Instructions for the task: Read through the entries below and return each line with the word "JSON".

begin Dataset rows

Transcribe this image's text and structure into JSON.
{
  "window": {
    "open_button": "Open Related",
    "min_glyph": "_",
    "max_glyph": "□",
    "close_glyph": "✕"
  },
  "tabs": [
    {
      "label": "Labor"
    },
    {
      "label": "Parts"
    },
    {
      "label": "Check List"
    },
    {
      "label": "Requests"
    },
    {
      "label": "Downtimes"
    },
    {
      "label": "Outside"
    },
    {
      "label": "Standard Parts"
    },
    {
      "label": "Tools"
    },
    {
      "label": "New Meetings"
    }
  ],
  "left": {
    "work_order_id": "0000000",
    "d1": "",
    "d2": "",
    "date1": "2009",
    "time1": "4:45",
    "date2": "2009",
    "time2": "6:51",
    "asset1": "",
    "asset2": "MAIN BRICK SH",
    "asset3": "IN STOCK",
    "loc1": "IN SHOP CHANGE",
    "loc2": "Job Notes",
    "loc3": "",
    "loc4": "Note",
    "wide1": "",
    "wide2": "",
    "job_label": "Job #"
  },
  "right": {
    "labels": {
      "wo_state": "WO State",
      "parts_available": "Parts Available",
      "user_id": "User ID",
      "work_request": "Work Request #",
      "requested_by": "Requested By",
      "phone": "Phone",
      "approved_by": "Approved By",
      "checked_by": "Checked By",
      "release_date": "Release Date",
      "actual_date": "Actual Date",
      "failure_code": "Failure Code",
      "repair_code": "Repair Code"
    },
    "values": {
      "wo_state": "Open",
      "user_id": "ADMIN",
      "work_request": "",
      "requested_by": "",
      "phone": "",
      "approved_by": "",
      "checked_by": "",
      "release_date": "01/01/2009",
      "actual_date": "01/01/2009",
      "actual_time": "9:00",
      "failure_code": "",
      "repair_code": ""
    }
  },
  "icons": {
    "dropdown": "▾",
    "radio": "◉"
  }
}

end Dataset rows
begin Dataset rows

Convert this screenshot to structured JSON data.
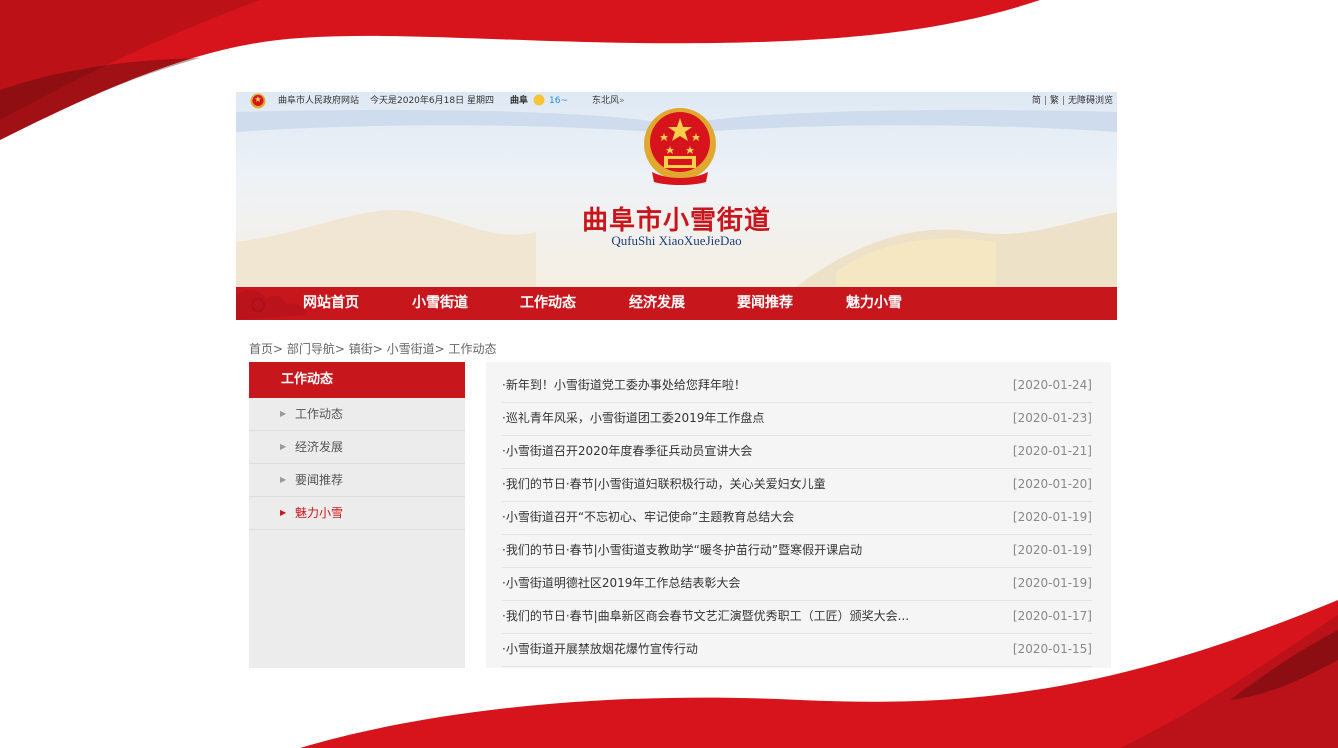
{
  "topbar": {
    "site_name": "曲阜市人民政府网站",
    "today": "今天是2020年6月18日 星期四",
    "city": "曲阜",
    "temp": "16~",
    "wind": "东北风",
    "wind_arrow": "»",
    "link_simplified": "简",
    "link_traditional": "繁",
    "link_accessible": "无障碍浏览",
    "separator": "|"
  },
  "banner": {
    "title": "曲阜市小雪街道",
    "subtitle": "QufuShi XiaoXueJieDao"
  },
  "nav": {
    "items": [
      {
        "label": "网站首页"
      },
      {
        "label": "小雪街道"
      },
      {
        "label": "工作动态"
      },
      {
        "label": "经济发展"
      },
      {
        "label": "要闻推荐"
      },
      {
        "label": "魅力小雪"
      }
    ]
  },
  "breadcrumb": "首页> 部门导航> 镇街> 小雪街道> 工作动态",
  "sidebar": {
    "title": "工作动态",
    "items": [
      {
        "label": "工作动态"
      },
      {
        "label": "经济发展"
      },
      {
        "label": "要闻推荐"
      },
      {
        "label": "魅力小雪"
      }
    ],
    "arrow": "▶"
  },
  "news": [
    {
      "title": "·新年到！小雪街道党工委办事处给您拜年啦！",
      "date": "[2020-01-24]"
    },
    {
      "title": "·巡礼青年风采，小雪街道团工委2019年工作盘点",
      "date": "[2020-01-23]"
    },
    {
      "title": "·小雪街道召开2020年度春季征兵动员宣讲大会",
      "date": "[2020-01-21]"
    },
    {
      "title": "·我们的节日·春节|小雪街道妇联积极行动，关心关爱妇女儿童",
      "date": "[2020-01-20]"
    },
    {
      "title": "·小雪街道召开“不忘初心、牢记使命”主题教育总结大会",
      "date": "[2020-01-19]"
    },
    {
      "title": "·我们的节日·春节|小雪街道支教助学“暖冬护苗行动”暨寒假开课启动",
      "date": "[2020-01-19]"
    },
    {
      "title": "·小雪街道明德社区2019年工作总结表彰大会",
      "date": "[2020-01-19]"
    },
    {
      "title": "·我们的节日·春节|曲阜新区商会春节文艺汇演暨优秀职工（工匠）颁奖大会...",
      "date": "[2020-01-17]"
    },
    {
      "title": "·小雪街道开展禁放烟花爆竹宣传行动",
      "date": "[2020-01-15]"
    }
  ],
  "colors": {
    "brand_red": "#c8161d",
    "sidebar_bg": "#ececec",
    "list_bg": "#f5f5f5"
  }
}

end Dataset rows

Response below:
Transcribe this image's text and structure into JSON.
Convert this screenshot to structured JSON data.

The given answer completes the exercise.